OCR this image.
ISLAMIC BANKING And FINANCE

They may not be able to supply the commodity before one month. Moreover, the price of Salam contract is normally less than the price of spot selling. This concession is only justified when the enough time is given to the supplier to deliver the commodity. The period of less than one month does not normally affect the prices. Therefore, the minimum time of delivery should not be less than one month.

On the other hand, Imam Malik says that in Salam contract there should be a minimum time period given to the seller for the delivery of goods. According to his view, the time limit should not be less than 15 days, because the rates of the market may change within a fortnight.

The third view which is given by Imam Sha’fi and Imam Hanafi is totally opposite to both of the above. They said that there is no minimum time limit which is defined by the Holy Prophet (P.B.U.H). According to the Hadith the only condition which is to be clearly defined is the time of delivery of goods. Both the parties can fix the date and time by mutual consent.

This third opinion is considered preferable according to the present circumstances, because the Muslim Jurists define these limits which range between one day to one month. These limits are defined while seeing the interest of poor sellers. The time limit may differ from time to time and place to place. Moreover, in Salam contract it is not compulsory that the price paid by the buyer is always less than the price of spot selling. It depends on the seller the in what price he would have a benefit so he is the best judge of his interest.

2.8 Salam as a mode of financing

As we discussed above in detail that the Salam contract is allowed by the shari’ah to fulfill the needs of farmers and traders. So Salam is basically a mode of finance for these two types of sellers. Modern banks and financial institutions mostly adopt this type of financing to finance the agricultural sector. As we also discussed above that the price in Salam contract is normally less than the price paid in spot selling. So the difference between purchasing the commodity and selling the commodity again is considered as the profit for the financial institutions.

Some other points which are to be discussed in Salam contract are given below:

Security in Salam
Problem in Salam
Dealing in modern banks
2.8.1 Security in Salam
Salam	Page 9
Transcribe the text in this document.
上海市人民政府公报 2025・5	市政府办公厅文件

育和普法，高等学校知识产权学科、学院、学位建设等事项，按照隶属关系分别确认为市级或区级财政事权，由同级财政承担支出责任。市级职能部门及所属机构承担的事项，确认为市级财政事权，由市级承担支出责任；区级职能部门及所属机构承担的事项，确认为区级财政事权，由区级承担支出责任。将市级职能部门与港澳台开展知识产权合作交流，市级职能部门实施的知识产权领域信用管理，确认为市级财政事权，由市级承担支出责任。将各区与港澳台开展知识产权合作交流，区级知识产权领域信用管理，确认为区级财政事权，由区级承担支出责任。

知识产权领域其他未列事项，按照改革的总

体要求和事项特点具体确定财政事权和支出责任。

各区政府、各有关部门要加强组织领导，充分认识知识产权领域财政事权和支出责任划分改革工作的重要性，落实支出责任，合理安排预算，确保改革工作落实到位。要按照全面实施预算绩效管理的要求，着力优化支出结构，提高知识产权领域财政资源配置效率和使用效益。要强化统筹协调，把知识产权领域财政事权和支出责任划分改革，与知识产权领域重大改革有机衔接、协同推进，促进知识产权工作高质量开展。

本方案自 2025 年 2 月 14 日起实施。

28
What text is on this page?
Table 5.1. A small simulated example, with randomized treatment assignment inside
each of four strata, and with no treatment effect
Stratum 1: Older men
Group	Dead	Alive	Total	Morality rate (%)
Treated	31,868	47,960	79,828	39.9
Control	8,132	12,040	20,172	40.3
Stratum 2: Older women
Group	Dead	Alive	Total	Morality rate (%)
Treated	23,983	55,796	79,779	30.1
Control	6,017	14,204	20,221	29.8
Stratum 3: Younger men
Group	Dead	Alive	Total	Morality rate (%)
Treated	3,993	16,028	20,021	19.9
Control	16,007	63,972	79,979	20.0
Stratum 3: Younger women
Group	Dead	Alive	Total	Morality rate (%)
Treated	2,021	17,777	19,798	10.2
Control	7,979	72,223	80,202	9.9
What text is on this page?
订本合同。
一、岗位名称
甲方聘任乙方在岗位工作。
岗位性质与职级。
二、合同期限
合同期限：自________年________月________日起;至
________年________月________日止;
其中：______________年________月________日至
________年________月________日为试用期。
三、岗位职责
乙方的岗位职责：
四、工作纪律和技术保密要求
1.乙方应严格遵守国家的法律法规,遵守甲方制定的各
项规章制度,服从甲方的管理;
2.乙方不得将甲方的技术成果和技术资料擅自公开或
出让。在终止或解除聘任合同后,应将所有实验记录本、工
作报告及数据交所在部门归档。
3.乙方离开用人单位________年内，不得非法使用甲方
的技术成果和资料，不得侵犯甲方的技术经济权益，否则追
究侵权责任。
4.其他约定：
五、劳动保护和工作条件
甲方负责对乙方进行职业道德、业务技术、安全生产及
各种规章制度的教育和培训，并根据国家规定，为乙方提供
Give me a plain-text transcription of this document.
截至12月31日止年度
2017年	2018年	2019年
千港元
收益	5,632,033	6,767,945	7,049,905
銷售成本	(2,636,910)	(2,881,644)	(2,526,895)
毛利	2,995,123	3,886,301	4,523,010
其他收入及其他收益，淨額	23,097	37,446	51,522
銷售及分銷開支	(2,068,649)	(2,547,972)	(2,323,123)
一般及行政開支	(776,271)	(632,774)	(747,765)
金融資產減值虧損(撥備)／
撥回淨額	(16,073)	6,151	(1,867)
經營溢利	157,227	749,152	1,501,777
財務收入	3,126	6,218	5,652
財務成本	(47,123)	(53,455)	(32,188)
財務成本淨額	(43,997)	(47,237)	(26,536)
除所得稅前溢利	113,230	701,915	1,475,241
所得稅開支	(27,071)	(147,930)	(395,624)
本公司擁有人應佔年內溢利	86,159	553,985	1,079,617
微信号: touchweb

▶ What to do:
Return the entries in full, keeping every line exactly as it is.

▶ The result:
OCR this image.
ISLAMIC BANKING And FINANCE

They may not be able to supply the commodity before one month. Moreover, the price of Salam contract is normally less than the price of spot selling. This concession is only justified when the enough time is given to the supplier to deliver the commodity. The period of less than one month does not normally affect the prices. Therefore, the minimum time of delivery should not be less than one month.

On the other hand, Imam Malik says that in Salam contract there should be a minimum time period given to the seller for the delivery of goods. According to his view, the time limit should not be less than 15 days, because the rates of the market may change within a fortnight.

The third view which is given by Imam Sha’fi and Imam Hanafi is totally opposite to both of the above. They said that there is no minimum time limit which is defined by the Holy Prophet (P.B.U.H). According to the Hadith the only condition which is to be clearly defined is the time of delivery of goods. Both the parties can fix the date and time by mutual consent.

This third opinion is considered preferable according to the present circumstances, because the Muslim Jurists define these limits which range between one day to one month. These limits are defined while seeing the interest of poor sellers. The time limit may differ from time to time and place to place. Moreover, in Salam contract it is not compulsory that the price paid by the buyer is always less than the price of spot selling. It depends on the seller the in what price he would have a benefit so he is the best judge of his interest.

2.8 Salam as a mode of financing

As we discussed above in detail that the Salam contract is allowed by the shari’ah to fulfill the needs of farmers and traders. So Salam is basically a mode of finance for these two types of sellers. Modern banks and financial institutions mostly adopt this type of financing to finance the agricultural sector. As we also discussed above that the price in Salam contract is normally less than the price paid in spot selling. So the difference between purchasing the commodity and selling the commodity again is considered as the profit for the financial institutions.

Some other points which are to be discussed in Salam contract are given below:

Security in Salam
Problem in Salam
Dealing in modern banks
2.8.1 Security in Salam
Salam	Page 9
Transcribe the text in this document.
上海市人民政府公报 2025・5	市政府办公厅文件

育和普法，高等学校知识产权学科、学院、学位建设等事项，按照隶属关系分别确认为市级或区级财政事权，由同级财政承担支出责任。市级职能部门及所属机构承担的事项，确认为市级财政事权，由市级承担支出责任；区级职能部门及所属机构承担的事项，确认为区级财政事权，由区级承担支出责任。将市级职能部门与港澳台开展知识产权合作交流，市级职能部门实施的知识产权领域信用管理，确认为市级财政事权，由市级承担支出责任。将各区与港澳台开展知识产权合作交流，区级知识产权领域信用管理，确认为区级财政事权，由区级承担支出责任。

知识产权领域其他未列事项，按照改革的总

体要求和事项特点具体确定财政事权和支出责任。

各区政府、各有关部门要加强组织领导，充分认识知识产权领域财政事权和支出责任划分改革工作的重要性，落实支出责任，合理安排预算，确保改革工作落实到位。要按照全面实施预算绩效管理的要求，着力优化支出结构，提高知识产权领域财政资源配置效率和使用效益。要强化统筹协调，把知识产权领域财政事权和支出责任划分改革，与知识产权领域重大改革有机衔接、协同推进，促进知识产权工作高质量开展。

本方案自 2025 年 2 月 14 日起实施。

28
What text is on this page?
Table 5.1. A small simulated example, with randomized treatment assignment inside
each of four strata, and with no treatment effect
Stratum 1: Older men
Group	Dead	Alive	Total	Morality rate (%)
Treated	31,868	47,960	79,828	39.9
Control	8,132	12,040	20,172	40.3
Stratum 2: Older women
Group	Dead	Alive	Total	Morality rate (%)
Treated	23,983	55,796	79,779	30.1
Control	6,017	14,204	20,221	29.8
Stratum 3: Younger men
Group	Dead	Alive	Total	Morality rate (%)
Treated	3,993	16,028	20,021	19.9
Control	16,007	63,972	79,979	20.0
Stratum 3: Younger women
Group	Dead	Alive	Total	Morality rate (%)
Treated	2,021	17,777	19,798	10.2
Control	7,979	72,223	80,202	9.9
What text is on this page?
订本合同。
一、岗位名称
甲方聘任乙方在岗位工作。
岗位性质与职级。
二、合同期限
合同期限：自________年________月________日起;至
________年________月________日止;
其中：______________年________月________日至
________年________月________日为试用期。
三、岗位职责
乙方的岗位职责：
四、工作纪律和技术保密要求
1.乙方应严格遵守国家的法律法规,遵守甲方制定的各
项规章制度,服从甲方的管理;
2.乙方不得将甲方的技术成果和技术资料擅自公开或
出让。在终止或解除聘任合同后,应将所有实验记录本、工
作报告及数据交所在部门归档。
3.乙方离开用人单位________年内，不得非法使用甲方
的技术成果和资料，不得侵犯甲方的技术经济权益，否则追
究侵权责任。
4.其他约定：
五、劳动保护和工作条件
甲方负责对乙方进行职业道德、业务技术、安全生产及
各种规章制度的教育和培训，并根据国家规定，为乙方提供
Give me a plain-text transcription of this document.
截至12月31日止年度
2017年	2018年	2019年
千港元
收益	5,632,033	6,767,945	7,049,905
銷售成本	(2,636,910)	(2,881,644)	(2,526,895)
毛利	2,995,123	3,886,301	4,523,010
其他收入及其他收益，淨額	23,097	37,446	51,522
銷售及分銷開支	(2,068,649)	(2,547,972)	(2,323,123)
一般及行政開支	(776,271)	(632,774)	(747,765)
金融資產減值虧損(撥備)／
撥回淨額	(16,073)	6,151	(1,867)
經營溢利	157,227	749,152	1,501,777
財務收入	3,126	6,218	5,652
財務成本	(47,123)	(53,455)	(32,188)
財務成本淨額	(43,997)	(47,237)	(26,536)
除所得稅前溢利	113,230	701,915	1,475,241
所得稅開支	(27,071)	(147,930)	(395,624)
本公司擁有人應佔年內溢利	86,159	553,985	1,079,617
微信号: touchweb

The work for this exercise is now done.